Go through the records underneath and write each one out again exactly.

Stored data entries:
------
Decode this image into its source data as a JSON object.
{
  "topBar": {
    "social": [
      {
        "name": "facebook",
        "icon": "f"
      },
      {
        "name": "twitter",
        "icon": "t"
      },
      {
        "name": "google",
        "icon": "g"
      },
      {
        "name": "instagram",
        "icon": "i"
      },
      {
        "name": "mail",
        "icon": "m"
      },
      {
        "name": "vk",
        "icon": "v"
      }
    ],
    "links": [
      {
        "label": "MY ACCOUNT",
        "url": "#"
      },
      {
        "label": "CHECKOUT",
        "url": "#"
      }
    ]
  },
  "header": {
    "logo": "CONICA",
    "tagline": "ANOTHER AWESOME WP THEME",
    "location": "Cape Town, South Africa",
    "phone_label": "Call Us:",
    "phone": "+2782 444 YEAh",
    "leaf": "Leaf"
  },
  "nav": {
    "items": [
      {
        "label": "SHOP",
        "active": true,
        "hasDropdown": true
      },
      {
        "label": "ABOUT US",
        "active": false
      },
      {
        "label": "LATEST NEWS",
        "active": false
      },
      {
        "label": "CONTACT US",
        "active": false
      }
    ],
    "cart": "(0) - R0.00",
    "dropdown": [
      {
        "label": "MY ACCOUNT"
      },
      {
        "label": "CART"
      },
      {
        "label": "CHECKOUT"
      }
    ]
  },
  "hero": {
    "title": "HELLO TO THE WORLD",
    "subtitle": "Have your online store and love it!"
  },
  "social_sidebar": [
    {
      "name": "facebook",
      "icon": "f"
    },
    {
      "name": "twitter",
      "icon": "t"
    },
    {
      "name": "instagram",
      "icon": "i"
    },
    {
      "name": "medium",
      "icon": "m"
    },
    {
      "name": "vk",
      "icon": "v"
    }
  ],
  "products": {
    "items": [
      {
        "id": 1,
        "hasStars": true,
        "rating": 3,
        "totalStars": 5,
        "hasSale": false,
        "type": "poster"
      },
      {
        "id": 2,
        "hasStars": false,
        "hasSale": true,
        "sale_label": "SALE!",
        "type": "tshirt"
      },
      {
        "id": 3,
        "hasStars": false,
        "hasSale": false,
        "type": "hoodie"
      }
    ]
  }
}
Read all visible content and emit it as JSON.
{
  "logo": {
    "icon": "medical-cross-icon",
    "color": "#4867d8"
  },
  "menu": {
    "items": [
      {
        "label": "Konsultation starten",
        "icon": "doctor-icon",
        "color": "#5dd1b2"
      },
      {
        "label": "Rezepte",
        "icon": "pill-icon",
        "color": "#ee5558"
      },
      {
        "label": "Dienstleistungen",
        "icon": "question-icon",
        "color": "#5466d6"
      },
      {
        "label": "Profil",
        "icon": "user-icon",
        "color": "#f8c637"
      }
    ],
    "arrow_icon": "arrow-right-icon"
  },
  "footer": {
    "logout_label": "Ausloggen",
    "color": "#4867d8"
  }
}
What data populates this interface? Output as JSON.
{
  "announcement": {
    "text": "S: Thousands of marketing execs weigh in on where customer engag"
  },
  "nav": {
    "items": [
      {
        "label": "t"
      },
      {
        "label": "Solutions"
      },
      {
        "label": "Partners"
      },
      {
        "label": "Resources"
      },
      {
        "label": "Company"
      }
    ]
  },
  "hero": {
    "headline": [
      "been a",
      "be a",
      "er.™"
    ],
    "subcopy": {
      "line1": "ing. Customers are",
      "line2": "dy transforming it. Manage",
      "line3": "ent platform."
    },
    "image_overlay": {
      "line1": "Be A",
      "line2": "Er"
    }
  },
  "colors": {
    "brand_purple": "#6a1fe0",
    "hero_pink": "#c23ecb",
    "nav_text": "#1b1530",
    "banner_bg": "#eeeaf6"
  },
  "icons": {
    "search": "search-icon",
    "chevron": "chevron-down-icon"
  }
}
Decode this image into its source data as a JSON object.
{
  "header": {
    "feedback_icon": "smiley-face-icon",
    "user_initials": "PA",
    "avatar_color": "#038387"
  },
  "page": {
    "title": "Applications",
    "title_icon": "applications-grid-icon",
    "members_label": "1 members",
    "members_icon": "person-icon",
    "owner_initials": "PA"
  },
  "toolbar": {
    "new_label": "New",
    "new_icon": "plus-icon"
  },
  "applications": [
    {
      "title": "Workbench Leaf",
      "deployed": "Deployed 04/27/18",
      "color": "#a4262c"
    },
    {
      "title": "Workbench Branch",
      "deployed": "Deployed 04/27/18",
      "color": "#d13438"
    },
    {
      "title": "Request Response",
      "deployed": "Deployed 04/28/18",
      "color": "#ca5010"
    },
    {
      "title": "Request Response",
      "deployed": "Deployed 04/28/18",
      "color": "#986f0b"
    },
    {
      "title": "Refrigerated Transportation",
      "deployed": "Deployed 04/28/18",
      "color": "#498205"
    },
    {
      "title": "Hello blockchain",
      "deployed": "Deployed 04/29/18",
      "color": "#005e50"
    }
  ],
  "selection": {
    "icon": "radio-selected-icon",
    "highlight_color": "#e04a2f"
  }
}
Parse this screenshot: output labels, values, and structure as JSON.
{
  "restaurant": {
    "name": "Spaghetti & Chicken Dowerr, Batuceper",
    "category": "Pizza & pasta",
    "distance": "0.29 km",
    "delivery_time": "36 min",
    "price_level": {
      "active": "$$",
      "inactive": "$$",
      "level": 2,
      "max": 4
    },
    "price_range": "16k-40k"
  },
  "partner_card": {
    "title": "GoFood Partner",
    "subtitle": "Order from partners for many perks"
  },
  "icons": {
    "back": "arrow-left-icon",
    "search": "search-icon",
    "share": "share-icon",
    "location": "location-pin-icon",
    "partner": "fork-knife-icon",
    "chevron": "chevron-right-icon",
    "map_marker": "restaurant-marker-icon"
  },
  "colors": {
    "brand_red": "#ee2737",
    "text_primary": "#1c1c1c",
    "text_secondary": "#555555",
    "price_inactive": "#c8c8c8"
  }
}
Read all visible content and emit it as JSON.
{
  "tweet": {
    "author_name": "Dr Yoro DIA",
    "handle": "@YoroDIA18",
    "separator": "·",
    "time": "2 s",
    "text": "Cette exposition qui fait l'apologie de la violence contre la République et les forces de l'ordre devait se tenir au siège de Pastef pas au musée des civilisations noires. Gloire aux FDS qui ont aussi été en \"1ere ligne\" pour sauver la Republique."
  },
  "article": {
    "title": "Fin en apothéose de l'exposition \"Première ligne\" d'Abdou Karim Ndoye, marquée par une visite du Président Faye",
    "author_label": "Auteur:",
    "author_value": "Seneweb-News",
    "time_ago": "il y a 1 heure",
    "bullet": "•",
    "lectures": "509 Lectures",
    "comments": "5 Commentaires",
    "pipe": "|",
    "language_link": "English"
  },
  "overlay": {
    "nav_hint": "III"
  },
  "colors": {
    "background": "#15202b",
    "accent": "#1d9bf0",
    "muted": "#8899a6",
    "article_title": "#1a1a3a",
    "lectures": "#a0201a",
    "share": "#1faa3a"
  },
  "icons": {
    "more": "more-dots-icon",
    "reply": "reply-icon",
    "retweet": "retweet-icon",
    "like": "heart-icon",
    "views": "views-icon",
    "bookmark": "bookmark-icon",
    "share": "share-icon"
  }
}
------
Task result:
Decode this image into its source data as a JSON object.
{
  "topBar": {
    "social": [
      {
        "name": "facebook",
        "icon": "f"
      },
      {
        "name": "twitter",
        "icon": "t"
      },
      {
        "name": "google",
        "icon": "g"
      },
      {
        "name": "instagram",
        "icon": "i"
      },
      {
        "name": "mail",
        "icon": "m"
      },
      {
        "name": "vk",
        "icon": "v"
      }
    ],
    "links": [
      {
        "label": "MY ACCOUNT",
        "url": "#"
      },
      {
        "label": "CHECKOUT",
        "url": "#"
      }
    ]
  },
  "header": {
    "logo": "CONICA",
    "tagline": "ANOTHER AWESOME WP THEME",
    "location": "Cape Town, South Africa",
    "phone_label": "Call Us:",
    "phone": "+2782 444 YEAh",
    "leaf": "Leaf"
  },
  "nav": {
    "items": [
      {
        "label": "SHOP",
        "active": true,
        "hasDropdown": true
      },
      {
        "label": "ABOUT US",
        "active": false
      },
      {
        "label": "LATEST NEWS",
        "active": false
      },
      {
        "label": "CONTACT US",
        "active": false
      }
    ],
    "cart": "(0) - R0.00",
    "dropdown": [
      {
        "label": "MY ACCOUNT"
      },
      {
        "label": "CART"
      },
      {
        "label": "CHECKOUT"
      }
    ]
  },
  "hero": {
    "title": "HELLO TO THE WORLD",
    "subtitle": "Have your online store and love it!"
  },
  "social_sidebar": [
    {
      "name": "facebook",
      "icon": "f"
    },
    {
      "name": "twitter",
      "icon": "t"
    },
    {
      "name": "instagram",
      "icon": "i"
    },
    {
      "name": "medium",
      "icon": "m"
    },
    {
      "name": "vk",
      "icon": "v"
    }
  ],
  "products": {
    "items": [
      {
        "id": 1,
        "hasStars": true,
        "rating": 3,
        "totalStars": 5,
        "hasSale": false,
        "type": "poster"
      },
      {
        "id": 2,
        "hasStars": false,
        "hasSale": true,
        "sale_label": "SALE!",
        "type": "tshirt"
      },
      {
        "id": 3,
        "hasStars": false,
        "hasSale": false,
        "type": "hoodie"
      }
    ]
  }
}
Read all visible content and emit it as JSON.
{
  "logo": {
    "icon": "medical-cross-icon",
    "color": "#4867d8"
  },
  "menu": {
    "items": [
      {
        "label": "Konsultation starten",
        "icon": "doctor-icon",
        "color": "#5dd1b2"
      },
      {
        "label": "Rezepte",
        "icon": "pill-icon",
        "color": "#ee5558"
      },
      {
        "label": "Dienstleistungen",
        "icon": "question-icon",
        "color": "#5466d6"
      },
      {
        "label": "Profil",
        "icon": "user-icon",
        "color": "#f8c637"
      }
    ],
    "arrow_icon": "arrow-right-icon"
  },
  "footer": {
    "logout_label": "Ausloggen",
    "color": "#4867d8"
  }
}
What data populates this interface? Output as JSON.
{
  "announcement": {
    "text": "S: Thousands of marketing execs weigh in on where customer engag"
  },
  "nav": {
    "items": [
      {
        "label": "t"
      },
      {
        "label": "Solutions"
      },
      {
        "label": "Partners"
      },
      {
        "label": "Resources"
      },
      {
        "label": "Company"
      }
    ]
  },
  "hero": {
    "headline": [
      "been a",
      "be a",
      "er.™"
    ],
    "subcopy": {
      "line1": "ing. Customers are",
      "line2": "dy transforming it. Manage",
      "line3": "ent platform."
    },
    "image_overlay": {
      "line1": "Be A",
      "line2": "Er"
    }
  },
  "colors": {
    "brand_purple": "#6a1fe0",
    "hero_pink": "#c23ecb",
    "nav_text": "#1b1530",
    "banner_bg": "#eeeaf6"
  },
  "icons": {
    "search": "search-icon",
    "chevron": "chevron-down-icon"
  }
}
Decode this image into its source data as a JSON object.
{
  "header": {
    "feedback_icon": "smiley-face-icon",
    "user_initials": "PA",
    "avatar_color": "#038387"
  },
  "page": {
    "title": "Applications",
    "title_icon": "applications-grid-icon",
    "members_label": "1 members",
    "members_icon": "person-icon",
    "owner_initials": "PA"
  },
  "toolbar": {
    "new_label": "New",
    "new_icon": "plus-icon"
  },
  "applications": [
    {
      "title": "Workbench Leaf",
      "deployed": "Deployed 04/27/18",
      "color": "#a4262c"
    },
    {
      "title": "Workbench Branch",
      "deployed": "Deployed 04/27/18",
      "color": "#d13438"
    },
    {
      "title": "Request Response",
      "deployed": "Deployed 04/28/18",
      "color": "#ca5010"
    },
    {
      "title": "Request Response",
      "deployed": "Deployed 04/28/18",
      "color": "#986f0b"
    },
    {
      "title": "Refrigerated Transportation",
      "deployed": "Deployed 04/28/18",
      "color": "#498205"
    },
    {
      "title": "Hello blockchain",
      "deployed": "Deployed 04/29/18",
      "color": "#005e50"
    }
  ],
  "selection": {
    "icon": "radio-selected-icon",
    "highlight_color": "#e04a2f"
  }
}
Parse this screenshot: output labels, values, and structure as JSON.
{
  "restaurant": {
    "name": "Spaghetti & Chicken Dowerr, Batuceper",
    "category": "Pizza & pasta",
    "distance": "0.29 km",
    "delivery_time": "36 min",
    "price_level": {
      "active": "$$",
      "inactive": "$$",
      "level": 2,
      "max": 4
    },
    "price_range": "16k-40k"
  },
  "partner_card": {
    "title": "GoFood Partner",
    "subtitle": "Order from partners for many perks"
  },
  "icons": {
    "back": "arrow-left-icon",
    "search": "search-icon",
    "share": "share-icon",
    "location": "location-pin-icon",
    "partner": "fork-knife-icon",
    "chevron": "chevron-right-icon",
    "map_marker": "restaurant-marker-icon"
  },
  "colors": {
    "brand_red": "#ee2737",
    "text_primary": "#1c1c1c",
    "text_secondary": "#555555",
    "price_inactive": "#c8c8c8"
  }
}
Read all visible content and emit it as JSON.
{
  "tweet": {
    "author_name": "Dr Yoro DIA",
    "handle": "@YoroDIA18",
    "separator": "·",
    "time": "2 s",
    "text": "Cette exposition qui fait l'apologie de la violence contre la République et les forces de l'ordre devait se tenir au siège de Pastef pas au musée des civilisations noires. Gloire aux FDS qui ont aussi été en \"1ere ligne\" pour sauver la Republique."
  },
  "article": {
    "title": "Fin en apothéose de l'exposition \"Première ligne\" d'Abdou Karim Ndoye, marquée par une visite du Président Faye",
    "author_label": "Auteur:",
    "author_value": "Seneweb-News",
    "time_ago": "il y a 1 heure",
    "bullet": "•",
    "lectures": "509 Lectures",
    "comments": "5 Commentaires",
    "pipe": "|",
    "language_link": "English"
  },
  "overlay": {
    "nav_hint": "III"
  },
  "colors": {
    "background": "#15202b",
    "accent": "#1d9bf0",
    "muted": "#8899a6",
    "article_title": "#1a1a3a",
    "lectures": "#a0201a",
    "share": "#1faa3a"
  },
  "icons": {
    "more": "more-dots-icon",
    "reply": "reply-icon",
    "retweet": "retweet-icon",
    "like": "heart-icon",
    "views": "views-icon",
    "bookmark": "bookmark-icon",
    "share": "share-icon"
  }
}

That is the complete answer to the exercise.